___ Data shown
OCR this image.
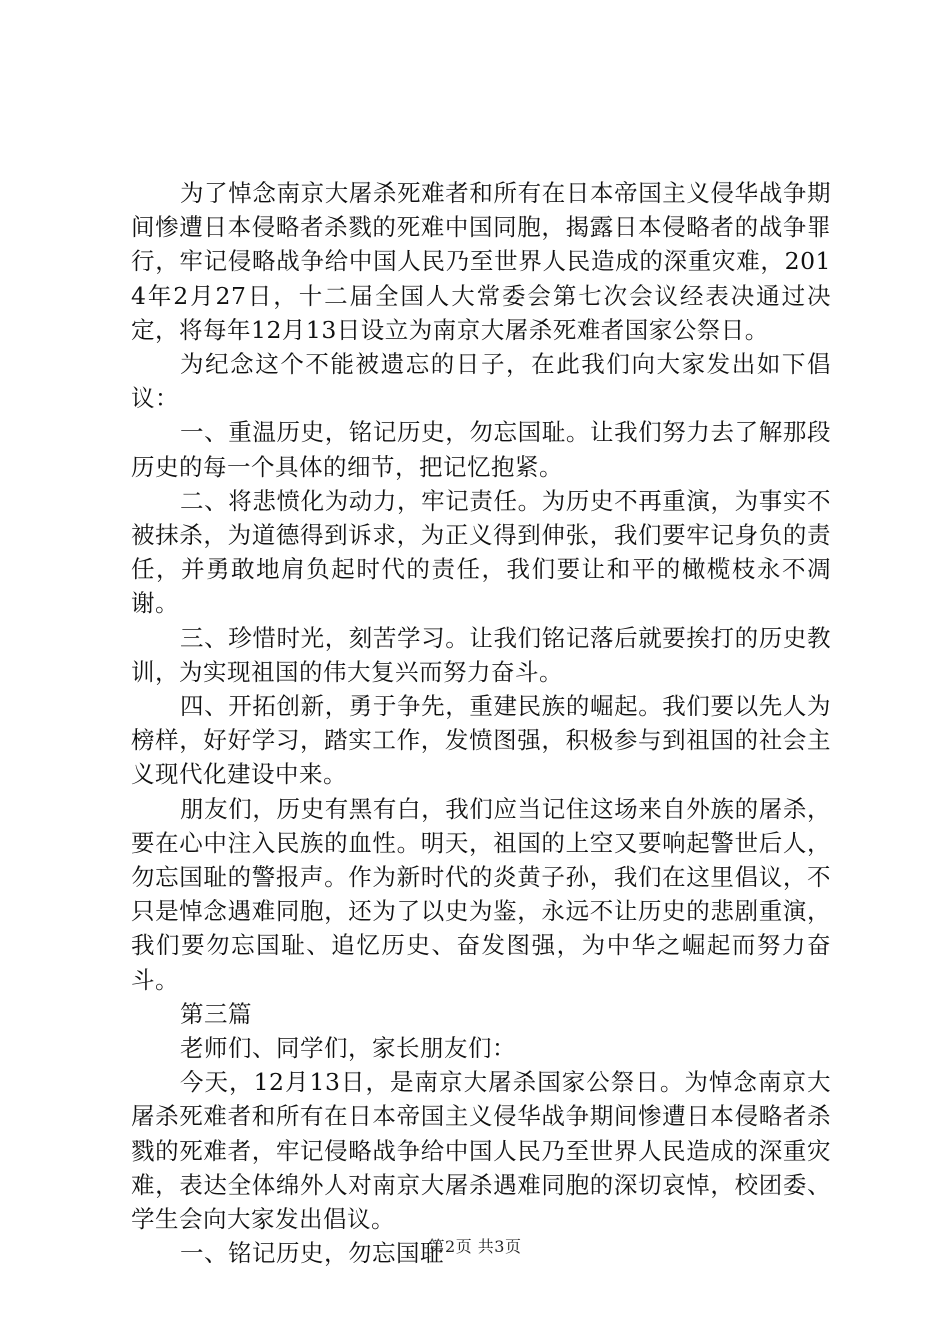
为了悼念南京大屠杀死难者和所有在日本帝国主义侵华战争期间惨遭日本侵略者杀戮的死难中国同胞，揭露日本侵略者的战争罪行，牢记侵略战争给中国人民乃至世界人民造成的深重灾难，2014年2月27日，十二届全国人大常委会第七次会议经表决通过决定，将每年12月13日设立为南京大屠杀死难者国家公祭日。

为纪念这个不能被遗忘的日子，在此我们向大家发出如下倡议：

一、重温历史，铭记历史，勿忘国耻。让我们努力去了解那段历史的每一个具体的细节，把记忆抱紧。

二、将悲愤化为动力，牢记责任。为历史不再重演，为事实不被抹杀，为道德得到诉求，为正义得到伸张，我们要牢记身负的责任，并勇敢地肩负起时代的责任，我们要让和平的橄榄枝永不凋谢。

三、珍惜时光，刻苦学习。让我们铭记落后就要挨打的历史教训，为实现祖国的伟大复兴而努力奋斗。

四、开拓创新，勇于争先，重建民族的崛起。我们要以先人为榜样，好好学习，踏实工作，发愤图强，积极参与到祖国的社会主义现代化建设中来。

朋友们，历史有黑有白，我们应当记住这场来自外族的屠杀，要在心中注入民族的血性。明天，祖国的上空又要响起警世后人，勿忘国耻的警报声。作为新时代的炎黄子孙，我们在这里倡议，不只是悼念遇难同胞，还为了以史为鉴，永远不让历史的悲剧重演，我们要勿忘国耻、追忆历史、奋发图强，为中华之崛起而努力奋斗。

第三篇

老师们、同学们，家长朋友们：

今天，12月13日，是南京大屠杀国家公祭日。为悼念南京大屠杀死难者和所有在日本帝国主义侵华战争期间惨遭日本侵略者杀戮的死难者，牢记侵略战争给中国人民乃至世界人民造成的深重灾难，表达全体绵外人对南京大屠杀遇难同胞的深切哀悼，校团委、学生会向大家发出倡议。

一、铭记历史，勿忘国耻

第2页 共3页
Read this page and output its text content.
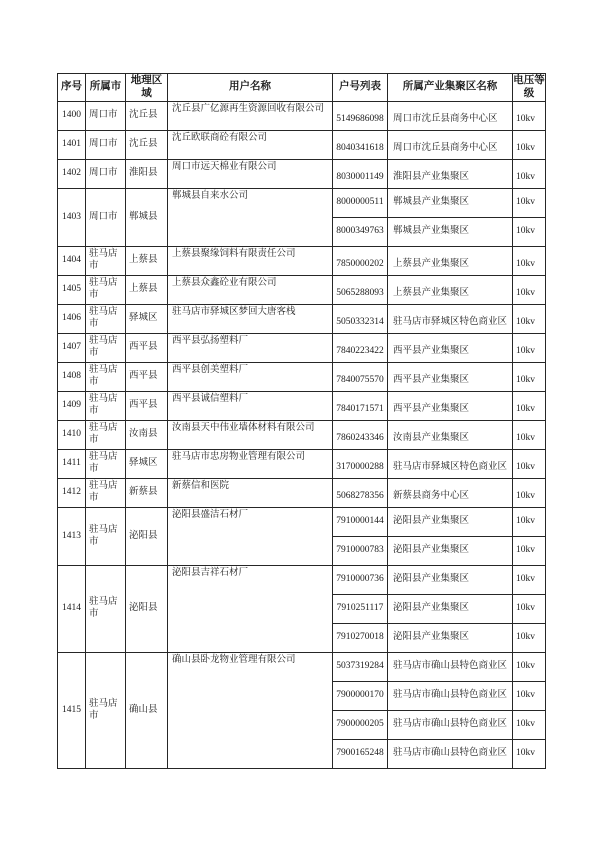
序号	所属市	地理区域	用户名称	户号列表	所属产业集聚区名称	电压等级
1400	周口市	沈丘县	沈丘县广亿源再生资源回收有限公司	5149686098	周口市沈丘县商务中心区	10kv
1401	周口市	沈丘县	沈丘欧联商砼有限公司	8040341618	周口市沈丘县商务中心区	10kv
1402	周口市	淮阳县	周口市远天棉业有限公司	8030001149	淮阳县产业集聚区	10kv
1403	周口市	郸城县	郸城县自来水公司	8000000511	郸城县产业集聚区	10kv
				8000349763	郸城县产业集聚区	10kv
1404	驻马店市	上蔡县	上蔡县聚缘饲料有限责任公司	7850000202	上蔡县产业集聚区	10kv
1405	驻马店市	上蔡县	上蔡县众鑫砼业有限公司	5065288093	上蔡县产业集聚区	10kv
1406	驻马店市	驿城区	驻马店市驿城区梦回大唐客栈	5050332314	驻马店市驿城区特色商业区	10kv
1407	驻马店市	西平县	西平县弘扬塑料厂	7840223422	西平县产业集聚区	10kv
1408	驻马店市	西平县	西平县创美塑料厂	7840075570	西平县产业集聚区	10kv
1409	驻马店市	西平县	西平县诚信塑料厂	7840171571	西平县产业集聚区	10kv
1410	驻马店市	汝南县	汝南县天中伟业墙体材料有限公司	7860243346	汝南县产业集聚区	10kv
1411	驻马店市	驿城区	驻马店市忠房物业管理有限公司	3170000288	驻马店市驿城区特色商业区	10kv
1412	驻马店市	新蔡县	新蔡信和医院	5068278356	新蔡县商务中心区	10kv
1413	驻马店市	泌阳县	泌阳县盛洁石材厂	7910000144	泌阳县产业集聚区	10kv
				7910000783	泌阳县产业集聚区	10kv
1414	驻马店市	泌阳县	泌阳县吉祥石材厂	7910000736	泌阳县产业集聚区	10kv
				7910251117	泌阳县产业集聚区	10kv
				7910270018	泌阳县产业集聚区	10kv
1415	驻马店市	确山县	确山县卧龙物业管理有限公司	5037319284	驻马店市确山县特色商业区	10kv
				7900000170	驻马店市确山县特色商业区	10kv
				7900000205	驻马店市确山县特色商业区	10kv
				7900165248	驻马店市确山县特色商业区	10kv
______
Brief » Omit every image. Quote each record exactly.

The result »
OCR this image.
为了悼念南京大屠杀死难者和所有在日本帝国主义侵华战争期间惨遭日本侵略者杀戮的死难中国同胞，揭露日本侵略者的战争罪行，牢记侵略战争给中国人民乃至世界人民造成的深重灾难，2014年2月27日，十二届全国人大常委会第七次会议经表决通过决定，将每年12月13日设立为南京大屠杀死难者国家公祭日。

为纪念这个不能被遗忘的日子，在此我们向大家发出如下倡议：

一、重温历史，铭记历史，勿忘国耻。让我们努力去了解那段历史的每一个具体的细节，把记忆抱紧。

二、将悲愤化为动力，牢记责任。为历史不再重演，为事实不被抹杀，为道德得到诉求，为正义得到伸张，我们要牢记身负的责任，并勇敢地肩负起时代的责任，我们要让和平的橄榄枝永不凋谢。

三、珍惜时光，刻苦学习。让我们铭记落后就要挨打的历史教训，为实现祖国的伟大复兴而努力奋斗。

四、开拓创新，勇于争先，重建民族的崛起。我们要以先人为榜样，好好学习，踏实工作，发愤图强，积极参与到祖国的社会主义现代化建设中来。

朋友们，历史有黑有白，我们应当记住这场来自外族的屠杀，要在心中注入民族的血性。明天，祖国的上空又要响起警世后人，勿忘国耻的警报声。作为新时代的炎黄子孙，我们在这里倡议，不只是悼念遇难同胞，还为了以史为鉴，永远不让历史的悲剧重演，我们要勿忘国耻、追忆历史、奋发图强，为中华之崛起而努力奋斗。

第三篇

老师们、同学们，家长朋友们：

今天，12月13日，是南京大屠杀国家公祭日。为悼念南京大屠杀死难者和所有在日本帝国主义侵华战争期间惨遭日本侵略者杀戮的死难者，牢记侵略战争给中国人民乃至世界人民造成的深重灾难，表达全体绵外人对南京大屠杀遇难同胞的深切哀悼，校团委、学生会向大家发出倡议。

一、铭记历史，勿忘国耻

第2页 共3页
Read this page and output its text content.
序号	所属市	地理区域	用户名称	户号列表	所属产业集聚区名称	电压等级
1400	周口市	沈丘县	沈丘县广亿源再生资源回收有限公司	5149686098	周口市沈丘县商务中心区	10kv
1401	周口市	沈丘县	沈丘欧联商砼有限公司	8040341618	周口市沈丘县商务中心区	10kv
1402	周口市	淮阳县	周口市远天棉业有限公司	8030001149	淮阳县产业集聚区	10kv
1403	周口市	郸城县	郸城县自来水公司	8000000511	郸城县产业集聚区	10kv
				8000349763	郸城县产业集聚区	10kv
1404	驻马店市	上蔡县	上蔡县聚缘饲料有限责任公司	7850000202	上蔡县产业集聚区	10kv
1405	驻马店市	上蔡县	上蔡县众鑫砼业有限公司	5065288093	上蔡县产业集聚区	10kv
1406	驻马店市	驿城区	驻马店市驿城区梦回大唐客栈	5050332314	驻马店市驿城区特色商业区	10kv
1407	驻马店市	西平县	西平县弘扬塑料厂	7840223422	西平县产业集聚区	10kv
1408	驻马店市	西平县	西平县创美塑料厂	7840075570	西平县产业集聚区	10kv
1409	驻马店市	西平县	西平县诚信塑料厂	7840171571	西平县产业集聚区	10kv
1410	驻马店市	汝南县	汝南县天中伟业墙体材料有限公司	7860243346	汝南县产业集聚区	10kv
1411	驻马店市	驿城区	驻马店市忠房物业管理有限公司	3170000288	驻马店市驿城区特色商业区	10kv
1412	驻马店市	新蔡县	新蔡信和医院	5068278356	新蔡县商务中心区	10kv
1413	驻马店市	泌阳县	泌阳县盛洁石材厂	7910000144	泌阳县产业集聚区	10kv
				7910000783	泌阳县产业集聚区	10kv
1414	驻马店市	泌阳县	泌阳县吉祥石材厂	7910000736	泌阳县产业集聚区	10kv
				7910251117	泌阳县产业集聚区	10kv
				7910270018	泌阳县产业集聚区	10kv
1415	驻马店市	确山县	确山县卧龙物业管理有限公司	5037319284	驻马店市确山县特色商业区	10kv
				7900000170	驻马店市确山县特色商业区	10kv
				7900000205	驻马店市确山县特色商业区	10kv
				7900165248	驻马店市确山县特色商业区	10kv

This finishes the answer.